Figure dataset records

::::::::

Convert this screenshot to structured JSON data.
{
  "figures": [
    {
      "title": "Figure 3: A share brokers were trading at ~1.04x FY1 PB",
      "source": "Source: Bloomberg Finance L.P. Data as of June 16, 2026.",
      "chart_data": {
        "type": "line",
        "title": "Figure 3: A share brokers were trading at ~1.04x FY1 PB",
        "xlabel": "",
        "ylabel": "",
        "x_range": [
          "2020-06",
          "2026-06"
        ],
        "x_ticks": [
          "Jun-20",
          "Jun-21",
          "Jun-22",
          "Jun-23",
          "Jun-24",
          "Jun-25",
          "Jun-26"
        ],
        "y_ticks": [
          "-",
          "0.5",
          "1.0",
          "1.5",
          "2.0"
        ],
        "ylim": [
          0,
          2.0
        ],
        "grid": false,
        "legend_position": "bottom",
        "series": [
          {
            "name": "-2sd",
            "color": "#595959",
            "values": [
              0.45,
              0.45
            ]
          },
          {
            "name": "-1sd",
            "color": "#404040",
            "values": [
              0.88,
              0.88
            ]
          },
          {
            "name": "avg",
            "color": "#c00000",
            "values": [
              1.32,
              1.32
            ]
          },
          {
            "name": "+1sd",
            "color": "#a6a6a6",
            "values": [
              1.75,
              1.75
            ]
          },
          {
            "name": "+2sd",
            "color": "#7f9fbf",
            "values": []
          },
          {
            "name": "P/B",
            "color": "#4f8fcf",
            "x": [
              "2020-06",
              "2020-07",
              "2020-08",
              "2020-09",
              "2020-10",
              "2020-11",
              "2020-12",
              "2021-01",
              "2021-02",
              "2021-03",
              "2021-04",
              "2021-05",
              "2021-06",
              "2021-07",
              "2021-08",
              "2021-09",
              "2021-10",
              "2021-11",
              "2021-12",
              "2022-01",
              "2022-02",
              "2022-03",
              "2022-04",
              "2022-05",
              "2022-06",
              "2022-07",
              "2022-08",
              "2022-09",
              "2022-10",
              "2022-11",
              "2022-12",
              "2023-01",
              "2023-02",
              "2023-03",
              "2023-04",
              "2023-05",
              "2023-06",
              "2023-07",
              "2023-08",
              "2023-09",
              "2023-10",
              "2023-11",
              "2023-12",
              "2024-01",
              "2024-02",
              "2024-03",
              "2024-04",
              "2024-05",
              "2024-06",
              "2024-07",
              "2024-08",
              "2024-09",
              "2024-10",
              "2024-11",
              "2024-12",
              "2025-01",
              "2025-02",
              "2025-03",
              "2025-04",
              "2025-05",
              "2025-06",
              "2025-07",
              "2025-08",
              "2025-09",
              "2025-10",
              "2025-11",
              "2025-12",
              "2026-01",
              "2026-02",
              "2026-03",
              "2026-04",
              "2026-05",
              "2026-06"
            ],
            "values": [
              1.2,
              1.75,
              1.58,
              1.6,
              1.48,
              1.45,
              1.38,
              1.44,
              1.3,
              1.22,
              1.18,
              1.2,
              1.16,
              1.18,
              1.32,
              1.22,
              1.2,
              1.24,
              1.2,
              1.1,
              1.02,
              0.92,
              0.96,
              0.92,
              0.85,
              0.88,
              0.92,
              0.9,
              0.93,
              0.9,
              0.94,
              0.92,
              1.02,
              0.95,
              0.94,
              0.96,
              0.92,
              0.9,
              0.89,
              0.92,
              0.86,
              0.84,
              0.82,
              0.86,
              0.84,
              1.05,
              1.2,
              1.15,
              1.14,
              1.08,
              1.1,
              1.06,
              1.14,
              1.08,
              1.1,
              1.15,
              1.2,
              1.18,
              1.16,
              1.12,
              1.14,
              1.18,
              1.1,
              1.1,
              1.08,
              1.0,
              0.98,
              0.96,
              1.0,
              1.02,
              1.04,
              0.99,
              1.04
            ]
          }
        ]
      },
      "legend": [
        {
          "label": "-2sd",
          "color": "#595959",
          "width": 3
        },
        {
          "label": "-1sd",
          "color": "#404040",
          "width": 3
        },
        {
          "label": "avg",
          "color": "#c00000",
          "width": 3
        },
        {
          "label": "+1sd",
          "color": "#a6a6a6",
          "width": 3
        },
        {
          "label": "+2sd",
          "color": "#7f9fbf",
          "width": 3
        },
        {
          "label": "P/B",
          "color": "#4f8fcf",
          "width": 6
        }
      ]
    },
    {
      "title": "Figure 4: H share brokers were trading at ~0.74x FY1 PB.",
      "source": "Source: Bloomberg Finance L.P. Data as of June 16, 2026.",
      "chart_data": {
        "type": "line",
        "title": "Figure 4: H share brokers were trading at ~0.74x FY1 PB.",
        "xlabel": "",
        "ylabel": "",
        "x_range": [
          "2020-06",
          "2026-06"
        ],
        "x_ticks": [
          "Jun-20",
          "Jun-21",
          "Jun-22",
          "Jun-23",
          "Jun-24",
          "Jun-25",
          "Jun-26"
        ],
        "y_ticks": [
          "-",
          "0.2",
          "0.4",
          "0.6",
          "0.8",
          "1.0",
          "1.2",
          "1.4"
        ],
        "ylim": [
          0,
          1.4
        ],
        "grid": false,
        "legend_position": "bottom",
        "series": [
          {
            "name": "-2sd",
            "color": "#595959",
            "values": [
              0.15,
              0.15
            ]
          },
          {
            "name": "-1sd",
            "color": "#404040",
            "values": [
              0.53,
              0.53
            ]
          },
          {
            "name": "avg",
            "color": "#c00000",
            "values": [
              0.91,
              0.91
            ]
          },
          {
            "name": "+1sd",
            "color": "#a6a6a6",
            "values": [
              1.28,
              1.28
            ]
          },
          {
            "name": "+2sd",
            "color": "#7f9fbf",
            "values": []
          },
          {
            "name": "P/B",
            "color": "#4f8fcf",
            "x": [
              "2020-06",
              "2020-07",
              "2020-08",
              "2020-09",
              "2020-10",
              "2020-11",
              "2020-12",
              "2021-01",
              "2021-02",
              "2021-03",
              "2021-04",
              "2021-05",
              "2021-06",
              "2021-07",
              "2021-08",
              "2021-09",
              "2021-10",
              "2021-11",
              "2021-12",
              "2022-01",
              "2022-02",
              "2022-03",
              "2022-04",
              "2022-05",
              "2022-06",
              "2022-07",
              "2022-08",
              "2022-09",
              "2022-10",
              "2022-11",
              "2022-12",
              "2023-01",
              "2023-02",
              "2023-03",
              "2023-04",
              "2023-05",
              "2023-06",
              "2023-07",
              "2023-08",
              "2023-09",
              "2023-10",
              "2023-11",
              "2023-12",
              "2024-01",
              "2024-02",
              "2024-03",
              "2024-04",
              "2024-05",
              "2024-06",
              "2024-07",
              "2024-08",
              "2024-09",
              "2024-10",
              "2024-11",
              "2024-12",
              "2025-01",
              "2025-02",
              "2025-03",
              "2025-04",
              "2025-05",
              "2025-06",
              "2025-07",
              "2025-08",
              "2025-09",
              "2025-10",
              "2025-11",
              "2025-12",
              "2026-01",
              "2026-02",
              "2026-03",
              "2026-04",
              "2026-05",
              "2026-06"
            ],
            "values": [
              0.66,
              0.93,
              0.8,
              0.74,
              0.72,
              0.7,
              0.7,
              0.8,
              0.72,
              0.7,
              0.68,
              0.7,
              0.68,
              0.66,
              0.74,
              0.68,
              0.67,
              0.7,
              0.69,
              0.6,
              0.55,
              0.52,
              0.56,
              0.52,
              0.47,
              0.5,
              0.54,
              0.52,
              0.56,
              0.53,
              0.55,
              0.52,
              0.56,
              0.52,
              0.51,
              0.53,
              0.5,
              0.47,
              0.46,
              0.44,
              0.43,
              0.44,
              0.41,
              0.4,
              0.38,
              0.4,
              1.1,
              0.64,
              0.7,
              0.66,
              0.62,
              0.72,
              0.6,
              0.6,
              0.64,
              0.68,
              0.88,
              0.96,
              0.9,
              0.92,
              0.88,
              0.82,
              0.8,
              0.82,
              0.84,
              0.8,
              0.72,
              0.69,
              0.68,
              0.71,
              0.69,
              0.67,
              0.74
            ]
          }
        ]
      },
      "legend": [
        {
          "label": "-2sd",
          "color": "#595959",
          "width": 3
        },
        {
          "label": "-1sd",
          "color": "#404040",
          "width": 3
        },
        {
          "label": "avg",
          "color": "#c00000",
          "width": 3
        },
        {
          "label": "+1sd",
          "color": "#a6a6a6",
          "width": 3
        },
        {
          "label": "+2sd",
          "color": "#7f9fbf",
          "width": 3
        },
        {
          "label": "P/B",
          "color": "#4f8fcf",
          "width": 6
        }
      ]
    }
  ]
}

::::::::

**Problem statement**: Find every line with "trading" in the listing and state how many there are, nothing else.

**Completed exercise**: 4